Exercise objective: Write out the data below in full. Keep it exact.

══════════

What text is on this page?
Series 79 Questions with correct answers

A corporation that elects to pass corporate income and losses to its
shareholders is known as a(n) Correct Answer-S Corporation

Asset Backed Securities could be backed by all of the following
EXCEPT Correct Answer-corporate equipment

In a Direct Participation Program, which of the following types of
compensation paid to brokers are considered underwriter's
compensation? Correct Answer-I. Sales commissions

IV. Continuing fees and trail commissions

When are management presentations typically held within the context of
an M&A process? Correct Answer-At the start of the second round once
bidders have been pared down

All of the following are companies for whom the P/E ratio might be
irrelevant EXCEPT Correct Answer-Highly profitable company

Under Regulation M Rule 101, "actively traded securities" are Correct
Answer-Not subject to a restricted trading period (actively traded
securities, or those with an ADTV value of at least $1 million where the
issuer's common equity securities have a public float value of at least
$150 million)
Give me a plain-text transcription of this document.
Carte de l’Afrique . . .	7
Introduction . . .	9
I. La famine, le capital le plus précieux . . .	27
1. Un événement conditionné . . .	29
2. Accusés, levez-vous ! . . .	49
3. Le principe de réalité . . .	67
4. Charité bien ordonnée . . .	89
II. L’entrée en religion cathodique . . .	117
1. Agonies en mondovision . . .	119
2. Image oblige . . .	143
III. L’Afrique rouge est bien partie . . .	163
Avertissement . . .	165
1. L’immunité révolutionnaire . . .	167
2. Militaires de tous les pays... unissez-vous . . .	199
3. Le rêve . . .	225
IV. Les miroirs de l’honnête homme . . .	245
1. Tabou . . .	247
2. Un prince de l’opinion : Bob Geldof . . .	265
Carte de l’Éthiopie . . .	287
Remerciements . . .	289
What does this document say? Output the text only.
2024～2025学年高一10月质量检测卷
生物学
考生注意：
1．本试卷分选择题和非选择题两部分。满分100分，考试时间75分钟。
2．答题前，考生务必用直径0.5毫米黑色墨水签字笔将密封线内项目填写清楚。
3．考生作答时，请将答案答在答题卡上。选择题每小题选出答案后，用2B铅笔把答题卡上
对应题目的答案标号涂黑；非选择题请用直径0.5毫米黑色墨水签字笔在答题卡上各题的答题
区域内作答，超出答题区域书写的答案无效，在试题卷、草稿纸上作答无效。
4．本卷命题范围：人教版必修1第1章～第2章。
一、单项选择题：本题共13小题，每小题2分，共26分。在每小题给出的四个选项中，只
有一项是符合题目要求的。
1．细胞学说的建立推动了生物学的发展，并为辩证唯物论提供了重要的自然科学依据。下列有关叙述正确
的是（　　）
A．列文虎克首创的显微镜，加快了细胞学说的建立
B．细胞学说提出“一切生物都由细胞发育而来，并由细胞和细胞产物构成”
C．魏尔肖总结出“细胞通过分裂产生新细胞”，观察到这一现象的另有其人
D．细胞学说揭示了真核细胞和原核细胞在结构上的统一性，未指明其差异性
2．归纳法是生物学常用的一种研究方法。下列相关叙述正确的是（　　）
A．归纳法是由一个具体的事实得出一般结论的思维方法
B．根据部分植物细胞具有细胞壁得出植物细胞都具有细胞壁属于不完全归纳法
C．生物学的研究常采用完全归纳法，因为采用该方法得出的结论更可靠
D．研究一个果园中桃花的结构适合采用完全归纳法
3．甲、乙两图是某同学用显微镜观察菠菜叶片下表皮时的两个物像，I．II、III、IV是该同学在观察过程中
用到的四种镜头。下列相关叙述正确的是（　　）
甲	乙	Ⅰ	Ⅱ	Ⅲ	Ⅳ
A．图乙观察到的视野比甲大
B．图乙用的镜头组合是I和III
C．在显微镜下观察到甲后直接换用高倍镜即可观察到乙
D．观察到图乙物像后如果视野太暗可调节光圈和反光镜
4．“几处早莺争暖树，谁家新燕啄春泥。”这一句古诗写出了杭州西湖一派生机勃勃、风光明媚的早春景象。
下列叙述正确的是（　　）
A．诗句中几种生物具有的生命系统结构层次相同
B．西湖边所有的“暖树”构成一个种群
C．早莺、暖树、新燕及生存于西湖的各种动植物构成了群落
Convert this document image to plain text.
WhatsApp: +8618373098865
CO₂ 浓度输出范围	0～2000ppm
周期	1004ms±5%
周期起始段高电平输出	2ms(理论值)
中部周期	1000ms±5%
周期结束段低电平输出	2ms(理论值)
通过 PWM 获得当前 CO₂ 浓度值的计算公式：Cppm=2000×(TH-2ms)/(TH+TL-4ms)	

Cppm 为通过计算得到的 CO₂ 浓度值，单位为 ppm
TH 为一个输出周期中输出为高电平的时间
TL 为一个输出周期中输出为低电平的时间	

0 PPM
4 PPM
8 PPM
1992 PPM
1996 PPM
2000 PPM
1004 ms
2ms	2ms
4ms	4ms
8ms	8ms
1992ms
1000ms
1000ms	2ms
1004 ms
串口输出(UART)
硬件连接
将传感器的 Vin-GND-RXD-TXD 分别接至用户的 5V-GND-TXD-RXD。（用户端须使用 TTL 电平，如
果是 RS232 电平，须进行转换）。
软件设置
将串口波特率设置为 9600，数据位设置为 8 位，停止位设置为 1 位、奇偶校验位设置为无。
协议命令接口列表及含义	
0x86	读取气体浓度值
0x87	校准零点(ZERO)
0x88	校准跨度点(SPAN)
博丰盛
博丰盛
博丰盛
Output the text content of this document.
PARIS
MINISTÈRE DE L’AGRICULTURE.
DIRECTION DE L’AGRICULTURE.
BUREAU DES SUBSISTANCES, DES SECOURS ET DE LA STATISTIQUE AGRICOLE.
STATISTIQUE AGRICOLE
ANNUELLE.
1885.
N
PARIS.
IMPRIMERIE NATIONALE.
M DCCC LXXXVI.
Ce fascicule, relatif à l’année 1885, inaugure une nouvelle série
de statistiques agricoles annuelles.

══════════

Correct result:
What text is on this page?
Series 79 Questions with correct answers

A corporation that elects to pass corporate income and losses to its
shareholders is known as a(n) Correct Answer-S Corporation

Asset Backed Securities could be backed by all of the following
EXCEPT Correct Answer-corporate equipment

In a Direct Participation Program, which of the following types of
compensation paid to brokers are considered underwriter's
compensation? Correct Answer-I. Sales commissions

IV. Continuing fees and trail commissions

When are management presentations typically held within the context of
an M&A process? Correct Answer-At the start of the second round once
bidders have been pared down

All of the following are companies for whom the P/E ratio might be
irrelevant EXCEPT Correct Answer-Highly profitable company

Under Regulation M Rule 101, "actively traded securities" are Correct
Answer-Not subject to a restricted trading period (actively traded
securities, or those with an ADTV value of at least $1 million where the
issuer's common equity securities have a public float value of at least
$150 million)
Give me a plain-text transcription of this document.
Carte de l’Afrique . . .	7
Introduction . . .	9
I. La famine, le capital le plus précieux . . .	27
1. Un événement conditionné . . .	29
2. Accusés, levez-vous ! . . .	49
3. Le principe de réalité . . .	67
4. Charité bien ordonnée . . .	89
II. L’entrée en religion cathodique . . .	117
1. Agonies en mondovision . . .	119
2. Image oblige . . .	143
III. L’Afrique rouge est bien partie . . .	163
Avertissement . . .	165
1. L’immunité révolutionnaire . . .	167
2. Militaires de tous les pays... unissez-vous . . .	199
3. Le rêve . . .	225
IV. Les miroirs de l’honnête homme . . .	245
1. Tabou . . .	247
2. Un prince de l’opinion : Bob Geldof . . .	265
Carte de l’Éthiopie . . .	287
Remerciements . . .	289
What does this document say? Output the text only.
2024～2025学年高一10月质量检测卷
生物学
考生注意：
1．本试卷分选择题和非选择题两部分。满分100分，考试时间75分钟。
2．答题前，考生务必用直径0.5毫米黑色墨水签字笔将密封线内项目填写清楚。
3．考生作答时，请将答案答在答题卡上。选择题每小题选出答案后，用2B铅笔把答题卡上
对应题目的答案标号涂黑；非选择题请用直径0.5毫米黑色墨水签字笔在答题卡上各题的答题
区域内作答，超出答题区域书写的答案无效，在试题卷、草稿纸上作答无效。
4．本卷命题范围：人教版必修1第1章～第2章。
一、单项选择题：本题共13小题，每小题2分，共26分。在每小题给出的四个选项中，只
有一项是符合题目要求的。
1．细胞学说的建立推动了生物学的发展，并为辩证唯物论提供了重要的自然科学依据。下列有关叙述正确
的是（　　）
A．列文虎克首创的显微镜，加快了细胞学说的建立
B．细胞学说提出“一切生物都由细胞发育而来，并由细胞和细胞产物构成”
C．魏尔肖总结出“细胞通过分裂产生新细胞”，观察到这一现象的另有其人
D．细胞学说揭示了真核细胞和原核细胞在结构上的统一性，未指明其差异性
2．归纳法是生物学常用的一种研究方法。下列相关叙述正确的是（　　）
A．归纳法是由一个具体的事实得出一般结论的思维方法
B．根据部分植物细胞具有细胞壁得出植物细胞都具有细胞壁属于不完全归纳法
C．生物学的研究常采用完全归纳法，因为采用该方法得出的结论更可靠
D．研究一个果园中桃花的结构适合采用完全归纳法
3．甲、乙两图是某同学用显微镜观察菠菜叶片下表皮时的两个物像，I．II、III、IV是该同学在观察过程中
用到的四种镜头。下列相关叙述正确的是（　　）
甲	乙	Ⅰ	Ⅱ	Ⅲ	Ⅳ
A．图乙观察到的视野比甲大
B．图乙用的镜头组合是I和III
C．在显微镜下观察到甲后直接换用高倍镜即可观察到乙
D．观察到图乙物像后如果视野太暗可调节光圈和反光镜
4．“几处早莺争暖树，谁家新燕啄春泥。”这一句古诗写出了杭州西湖一派生机勃勃、风光明媚的早春景象。
下列叙述正确的是（　　）
A．诗句中几种生物具有的生命系统结构层次相同
B．西湖边所有的“暖树”构成一个种群
C．早莺、暖树、新燕及生存于西湖的各种动植物构成了群落
Convert this document image to plain text.
WhatsApp: +8618373098865
CO₂ 浓度输出范围	0～2000ppm
周期	1004ms±5%
周期起始段高电平输出	2ms(理论值)
中部周期	1000ms±5%
周期结束段低电平输出	2ms(理论值)
通过 PWM 获得当前 CO₂ 浓度值的计算公式：Cppm=2000×(TH-2ms)/(TH+TL-4ms)	

Cppm 为通过计算得到的 CO₂ 浓度值，单位为 ppm
TH 为一个输出周期中输出为高电平的时间
TL 为一个输出周期中输出为低电平的时间	

0 PPM
4 PPM
8 PPM
1992 PPM
1996 PPM
2000 PPM
1004 ms
2ms	2ms
4ms	4ms
8ms	8ms
1992ms
1000ms
1000ms	2ms
1004 ms
串口输出(UART)
硬件连接
将传感器的 Vin-GND-RXD-TXD 分别接至用户的 5V-GND-TXD-RXD。（用户端须使用 TTL 电平，如
果是 RS232 电平，须进行转换）。
软件设置
将串口波特率设置为 9600，数据位设置为 8 位，停止位设置为 1 位、奇偶校验位设置为无。
协议命令接口列表及含义	
0x86	读取气体浓度值
0x87	校准零点(ZERO)
0x88	校准跨度点(SPAN)
博丰盛
博丰盛
博丰盛
Output the text content of this document.
PARIS
MINISTÈRE DE L’AGRICULTURE.
DIRECTION DE L’AGRICULTURE.
BUREAU DES SUBSISTANCES, DES SECOURS ET DE LA STATISTIQUE AGRICOLE.
STATISTIQUE AGRICOLE
ANNUELLE.
1885.
N
PARIS.
IMPRIMERIE NATIONALE.
M DCCC LXXXVI.
Ce fascicule, relatif à l’année 1885, inaugure une nouvelle série
de statistiques agricoles annuelles.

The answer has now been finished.